Recorded data
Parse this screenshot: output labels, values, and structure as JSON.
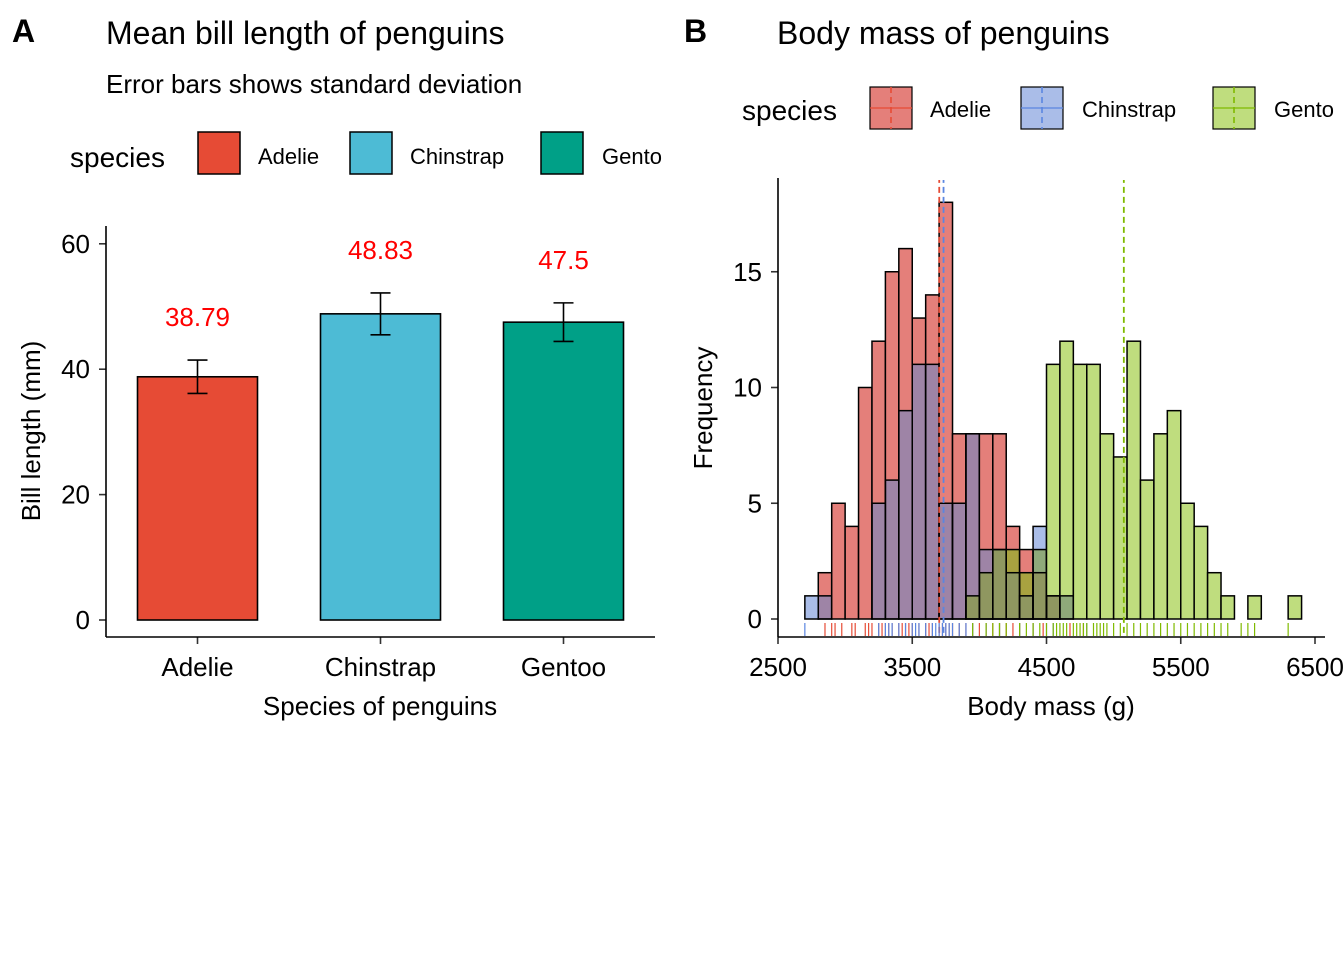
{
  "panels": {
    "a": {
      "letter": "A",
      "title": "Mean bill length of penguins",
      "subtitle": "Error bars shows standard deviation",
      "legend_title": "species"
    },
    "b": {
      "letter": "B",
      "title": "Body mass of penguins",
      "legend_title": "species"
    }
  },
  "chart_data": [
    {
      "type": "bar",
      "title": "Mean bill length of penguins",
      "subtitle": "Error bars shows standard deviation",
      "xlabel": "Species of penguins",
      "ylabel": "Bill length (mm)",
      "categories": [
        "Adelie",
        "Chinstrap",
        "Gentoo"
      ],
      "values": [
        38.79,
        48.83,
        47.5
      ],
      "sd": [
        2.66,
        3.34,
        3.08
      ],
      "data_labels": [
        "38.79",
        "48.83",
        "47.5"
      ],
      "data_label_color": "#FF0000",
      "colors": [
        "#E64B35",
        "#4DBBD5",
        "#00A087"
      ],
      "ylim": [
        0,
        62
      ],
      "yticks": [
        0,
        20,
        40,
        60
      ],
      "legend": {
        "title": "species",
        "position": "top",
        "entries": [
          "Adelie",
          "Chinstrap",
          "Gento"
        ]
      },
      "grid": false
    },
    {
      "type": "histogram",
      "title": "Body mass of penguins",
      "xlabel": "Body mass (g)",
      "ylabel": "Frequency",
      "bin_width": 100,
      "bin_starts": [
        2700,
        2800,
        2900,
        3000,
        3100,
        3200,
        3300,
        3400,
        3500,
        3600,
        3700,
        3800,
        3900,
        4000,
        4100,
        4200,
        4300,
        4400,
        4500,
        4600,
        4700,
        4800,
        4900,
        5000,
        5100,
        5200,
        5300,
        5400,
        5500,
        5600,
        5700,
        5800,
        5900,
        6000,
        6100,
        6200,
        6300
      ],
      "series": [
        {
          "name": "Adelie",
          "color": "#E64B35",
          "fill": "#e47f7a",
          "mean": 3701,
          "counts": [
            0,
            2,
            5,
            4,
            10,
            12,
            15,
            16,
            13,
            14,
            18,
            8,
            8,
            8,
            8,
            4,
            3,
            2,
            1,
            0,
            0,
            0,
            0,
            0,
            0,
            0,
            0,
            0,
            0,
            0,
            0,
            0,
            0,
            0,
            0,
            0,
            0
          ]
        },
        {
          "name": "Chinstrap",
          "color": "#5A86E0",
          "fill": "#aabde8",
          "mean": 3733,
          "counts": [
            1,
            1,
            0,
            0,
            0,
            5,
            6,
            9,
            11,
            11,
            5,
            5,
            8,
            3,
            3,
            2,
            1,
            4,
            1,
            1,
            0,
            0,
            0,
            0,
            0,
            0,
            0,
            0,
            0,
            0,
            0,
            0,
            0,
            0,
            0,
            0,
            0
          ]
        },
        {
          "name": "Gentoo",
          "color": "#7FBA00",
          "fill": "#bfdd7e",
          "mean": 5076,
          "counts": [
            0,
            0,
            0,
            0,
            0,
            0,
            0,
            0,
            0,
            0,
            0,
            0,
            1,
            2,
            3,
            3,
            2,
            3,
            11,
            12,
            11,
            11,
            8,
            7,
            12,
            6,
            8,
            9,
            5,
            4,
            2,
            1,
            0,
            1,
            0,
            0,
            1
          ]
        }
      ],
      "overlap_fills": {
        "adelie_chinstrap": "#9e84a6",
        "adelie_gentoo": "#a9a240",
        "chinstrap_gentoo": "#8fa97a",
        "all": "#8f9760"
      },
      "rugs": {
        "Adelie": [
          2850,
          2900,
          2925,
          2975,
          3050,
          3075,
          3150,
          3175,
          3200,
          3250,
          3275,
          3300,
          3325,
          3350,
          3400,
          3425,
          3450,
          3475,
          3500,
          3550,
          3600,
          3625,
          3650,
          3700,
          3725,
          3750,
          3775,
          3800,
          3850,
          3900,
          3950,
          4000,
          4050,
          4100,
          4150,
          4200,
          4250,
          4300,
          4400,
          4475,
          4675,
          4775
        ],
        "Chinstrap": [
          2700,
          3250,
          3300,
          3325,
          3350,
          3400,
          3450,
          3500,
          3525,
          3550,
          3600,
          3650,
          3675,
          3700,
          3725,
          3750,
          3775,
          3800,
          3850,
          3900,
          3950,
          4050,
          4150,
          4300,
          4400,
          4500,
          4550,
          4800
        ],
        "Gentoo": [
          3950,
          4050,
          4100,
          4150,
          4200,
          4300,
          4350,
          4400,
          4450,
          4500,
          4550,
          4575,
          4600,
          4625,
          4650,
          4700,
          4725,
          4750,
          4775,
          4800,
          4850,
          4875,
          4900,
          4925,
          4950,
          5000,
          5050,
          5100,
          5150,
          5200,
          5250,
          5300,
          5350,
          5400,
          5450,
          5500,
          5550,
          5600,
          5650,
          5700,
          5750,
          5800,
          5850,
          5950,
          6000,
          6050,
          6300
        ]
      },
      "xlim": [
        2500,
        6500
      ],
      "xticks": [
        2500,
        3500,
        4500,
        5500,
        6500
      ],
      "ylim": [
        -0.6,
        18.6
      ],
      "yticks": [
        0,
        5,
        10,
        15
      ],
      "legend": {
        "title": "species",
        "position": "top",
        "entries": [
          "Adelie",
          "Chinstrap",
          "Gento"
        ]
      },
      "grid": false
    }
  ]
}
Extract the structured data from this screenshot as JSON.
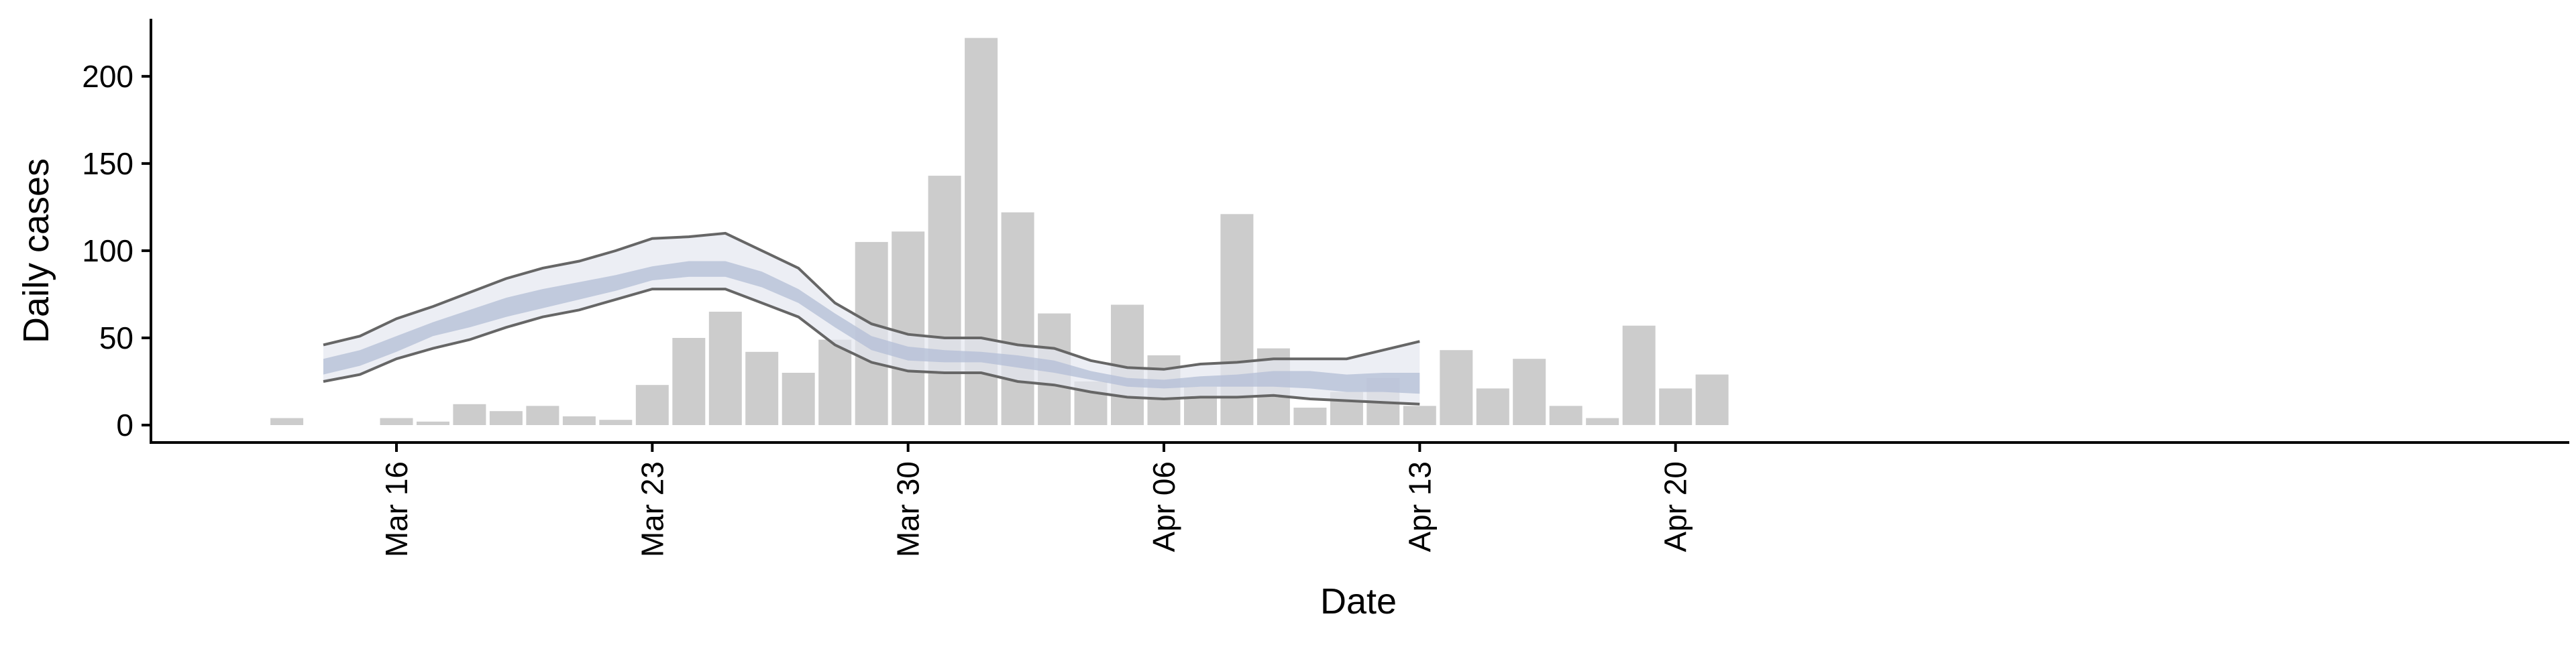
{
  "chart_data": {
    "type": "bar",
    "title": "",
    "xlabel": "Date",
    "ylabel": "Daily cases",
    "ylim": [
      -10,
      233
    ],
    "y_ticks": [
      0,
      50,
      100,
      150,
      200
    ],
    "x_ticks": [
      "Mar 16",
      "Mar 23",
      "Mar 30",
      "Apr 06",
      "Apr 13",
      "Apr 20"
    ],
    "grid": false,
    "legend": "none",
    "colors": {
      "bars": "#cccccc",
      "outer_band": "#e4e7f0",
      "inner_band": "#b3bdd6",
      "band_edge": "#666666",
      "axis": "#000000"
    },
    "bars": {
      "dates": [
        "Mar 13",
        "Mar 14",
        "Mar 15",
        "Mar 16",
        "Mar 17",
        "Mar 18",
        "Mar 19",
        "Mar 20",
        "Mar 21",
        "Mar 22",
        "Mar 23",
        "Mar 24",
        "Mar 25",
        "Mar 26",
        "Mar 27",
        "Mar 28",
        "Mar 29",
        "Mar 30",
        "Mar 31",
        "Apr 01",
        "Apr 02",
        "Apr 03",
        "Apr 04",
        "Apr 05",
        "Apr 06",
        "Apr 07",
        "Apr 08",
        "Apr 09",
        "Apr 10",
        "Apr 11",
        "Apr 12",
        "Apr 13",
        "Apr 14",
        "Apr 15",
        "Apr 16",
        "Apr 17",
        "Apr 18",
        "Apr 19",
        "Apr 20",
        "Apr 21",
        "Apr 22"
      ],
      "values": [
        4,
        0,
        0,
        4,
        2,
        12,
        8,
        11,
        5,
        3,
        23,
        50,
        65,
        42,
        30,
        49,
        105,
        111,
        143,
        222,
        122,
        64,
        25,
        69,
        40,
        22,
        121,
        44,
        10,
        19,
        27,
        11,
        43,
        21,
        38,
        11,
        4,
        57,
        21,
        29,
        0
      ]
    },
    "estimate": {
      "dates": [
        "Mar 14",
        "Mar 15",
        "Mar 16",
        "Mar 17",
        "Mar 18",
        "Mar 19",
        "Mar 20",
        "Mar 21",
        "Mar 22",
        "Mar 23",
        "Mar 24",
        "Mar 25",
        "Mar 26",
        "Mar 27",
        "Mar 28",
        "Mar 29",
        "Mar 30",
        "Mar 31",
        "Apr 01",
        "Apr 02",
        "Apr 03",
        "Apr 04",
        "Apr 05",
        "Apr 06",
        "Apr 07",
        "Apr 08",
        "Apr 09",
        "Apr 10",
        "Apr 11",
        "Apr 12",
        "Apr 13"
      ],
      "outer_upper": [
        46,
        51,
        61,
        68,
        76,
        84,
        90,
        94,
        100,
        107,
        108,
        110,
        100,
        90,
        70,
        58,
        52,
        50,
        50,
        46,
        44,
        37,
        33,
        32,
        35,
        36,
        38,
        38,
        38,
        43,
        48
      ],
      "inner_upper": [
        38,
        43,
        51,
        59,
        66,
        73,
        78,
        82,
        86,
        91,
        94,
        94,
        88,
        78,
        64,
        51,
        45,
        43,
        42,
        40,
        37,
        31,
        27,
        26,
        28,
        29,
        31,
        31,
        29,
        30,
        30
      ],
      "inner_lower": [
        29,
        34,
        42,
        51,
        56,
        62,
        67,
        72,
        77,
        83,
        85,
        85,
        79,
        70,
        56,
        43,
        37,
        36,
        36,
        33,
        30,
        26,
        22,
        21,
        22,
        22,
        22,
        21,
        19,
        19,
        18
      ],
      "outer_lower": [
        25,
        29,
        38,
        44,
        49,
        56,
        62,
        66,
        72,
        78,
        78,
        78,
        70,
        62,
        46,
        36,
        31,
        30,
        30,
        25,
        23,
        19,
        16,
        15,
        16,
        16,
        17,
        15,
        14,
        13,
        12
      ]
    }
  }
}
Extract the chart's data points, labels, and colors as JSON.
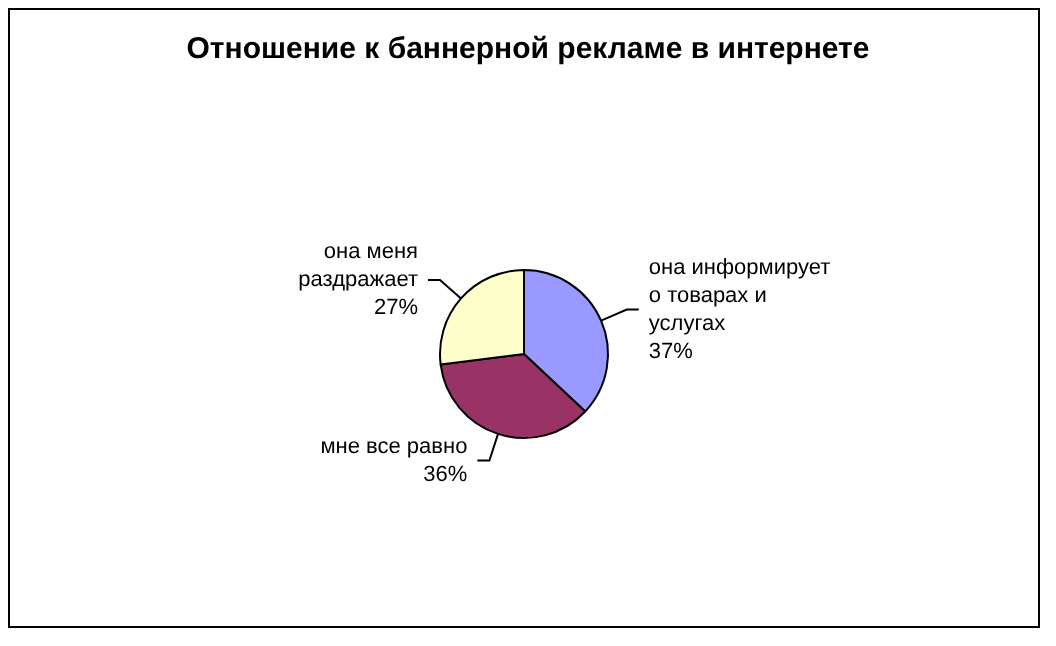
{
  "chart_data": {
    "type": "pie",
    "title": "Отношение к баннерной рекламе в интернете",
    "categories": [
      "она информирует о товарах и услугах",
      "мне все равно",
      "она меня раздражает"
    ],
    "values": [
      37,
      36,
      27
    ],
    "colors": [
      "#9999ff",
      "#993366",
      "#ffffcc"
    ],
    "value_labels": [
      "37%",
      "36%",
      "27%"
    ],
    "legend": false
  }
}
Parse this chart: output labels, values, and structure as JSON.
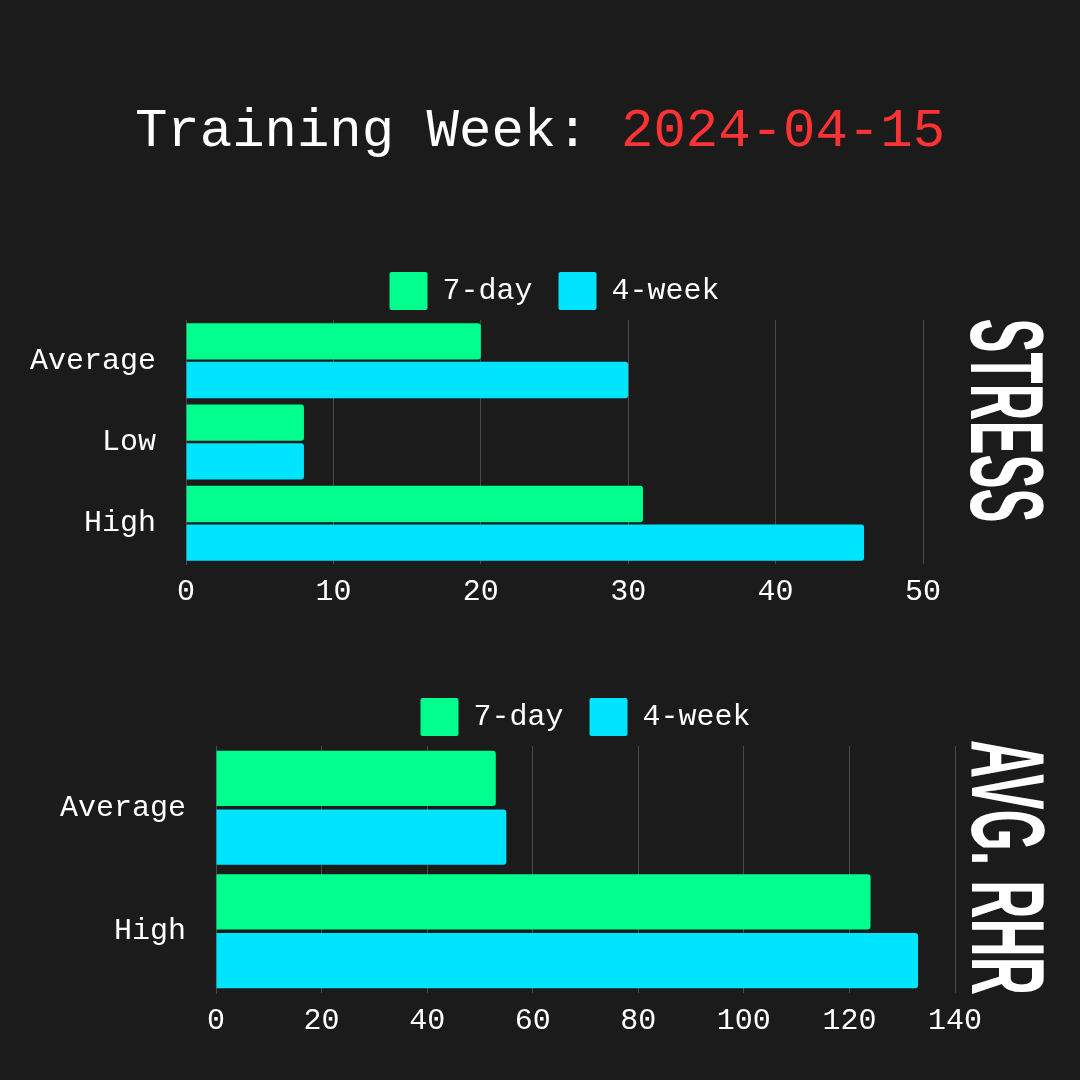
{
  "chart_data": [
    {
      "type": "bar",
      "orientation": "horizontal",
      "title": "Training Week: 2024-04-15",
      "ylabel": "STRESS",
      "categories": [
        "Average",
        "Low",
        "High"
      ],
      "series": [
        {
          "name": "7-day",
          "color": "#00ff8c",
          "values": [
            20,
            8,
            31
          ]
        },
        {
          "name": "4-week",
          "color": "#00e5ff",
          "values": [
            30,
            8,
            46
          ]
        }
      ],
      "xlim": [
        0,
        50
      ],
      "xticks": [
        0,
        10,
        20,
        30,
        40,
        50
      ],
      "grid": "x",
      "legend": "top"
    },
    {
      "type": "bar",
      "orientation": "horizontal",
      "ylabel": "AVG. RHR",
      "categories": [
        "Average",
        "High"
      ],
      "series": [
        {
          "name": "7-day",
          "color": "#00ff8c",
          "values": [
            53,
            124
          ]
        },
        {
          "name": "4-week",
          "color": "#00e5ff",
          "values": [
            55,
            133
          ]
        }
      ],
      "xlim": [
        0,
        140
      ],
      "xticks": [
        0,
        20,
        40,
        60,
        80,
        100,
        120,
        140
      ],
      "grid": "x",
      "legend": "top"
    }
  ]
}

GOAL OF THE EXERCISE:
Of the lines above, copy each that contains "Parse".

EXPECTED OUTPUT:
Parse this screenshot: output labels, values, and structure as JSON.
Parse this chart: output labels, values, and structure as JSON.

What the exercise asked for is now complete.